### WHAT YOU ARE ASKED TO DO
Count lines, not occurrences: report how many lines in the records hold the string "JSON", and nothing else.

### SOURCE RECORDS

════════════════════

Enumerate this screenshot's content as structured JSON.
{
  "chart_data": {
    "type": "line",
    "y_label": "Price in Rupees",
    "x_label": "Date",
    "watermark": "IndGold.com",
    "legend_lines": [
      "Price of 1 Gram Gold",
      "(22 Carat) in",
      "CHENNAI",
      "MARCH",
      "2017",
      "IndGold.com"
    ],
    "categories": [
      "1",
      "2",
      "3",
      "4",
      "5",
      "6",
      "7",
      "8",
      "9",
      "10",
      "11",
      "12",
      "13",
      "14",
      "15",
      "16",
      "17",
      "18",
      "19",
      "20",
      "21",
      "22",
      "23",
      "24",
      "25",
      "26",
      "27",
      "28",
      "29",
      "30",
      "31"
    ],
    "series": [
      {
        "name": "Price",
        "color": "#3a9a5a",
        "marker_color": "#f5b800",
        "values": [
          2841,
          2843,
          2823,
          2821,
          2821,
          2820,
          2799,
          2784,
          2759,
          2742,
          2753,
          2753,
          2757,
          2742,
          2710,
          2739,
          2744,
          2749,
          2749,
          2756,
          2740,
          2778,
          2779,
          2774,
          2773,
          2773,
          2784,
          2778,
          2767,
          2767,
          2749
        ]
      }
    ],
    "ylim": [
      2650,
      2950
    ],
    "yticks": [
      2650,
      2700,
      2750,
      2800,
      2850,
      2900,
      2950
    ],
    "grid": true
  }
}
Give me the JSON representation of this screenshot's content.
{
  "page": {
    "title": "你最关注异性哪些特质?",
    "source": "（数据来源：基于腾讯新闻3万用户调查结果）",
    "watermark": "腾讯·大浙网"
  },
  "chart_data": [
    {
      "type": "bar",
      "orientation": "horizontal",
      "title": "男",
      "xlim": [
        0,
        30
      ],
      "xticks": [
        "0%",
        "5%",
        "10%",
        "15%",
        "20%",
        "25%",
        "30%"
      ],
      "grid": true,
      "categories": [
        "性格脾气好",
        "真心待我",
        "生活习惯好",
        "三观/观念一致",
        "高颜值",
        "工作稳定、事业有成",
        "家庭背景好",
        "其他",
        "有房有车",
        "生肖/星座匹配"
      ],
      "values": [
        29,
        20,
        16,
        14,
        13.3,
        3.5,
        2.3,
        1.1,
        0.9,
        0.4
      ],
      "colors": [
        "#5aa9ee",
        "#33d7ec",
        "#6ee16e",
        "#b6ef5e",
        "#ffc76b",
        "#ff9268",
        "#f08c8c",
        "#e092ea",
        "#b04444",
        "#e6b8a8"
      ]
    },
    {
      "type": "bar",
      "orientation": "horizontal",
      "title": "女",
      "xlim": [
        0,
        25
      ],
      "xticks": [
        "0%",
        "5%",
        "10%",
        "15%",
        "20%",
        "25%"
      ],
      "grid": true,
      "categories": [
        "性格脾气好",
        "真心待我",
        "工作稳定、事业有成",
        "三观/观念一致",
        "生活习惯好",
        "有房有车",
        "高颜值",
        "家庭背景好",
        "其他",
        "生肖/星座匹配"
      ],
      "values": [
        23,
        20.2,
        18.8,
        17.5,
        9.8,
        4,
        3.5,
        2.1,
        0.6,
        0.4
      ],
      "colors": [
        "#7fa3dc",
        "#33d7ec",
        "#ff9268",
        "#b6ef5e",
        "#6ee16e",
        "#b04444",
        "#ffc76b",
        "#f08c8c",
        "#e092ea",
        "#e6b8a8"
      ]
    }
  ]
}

════════════════════

### OUTPUT BELOW
2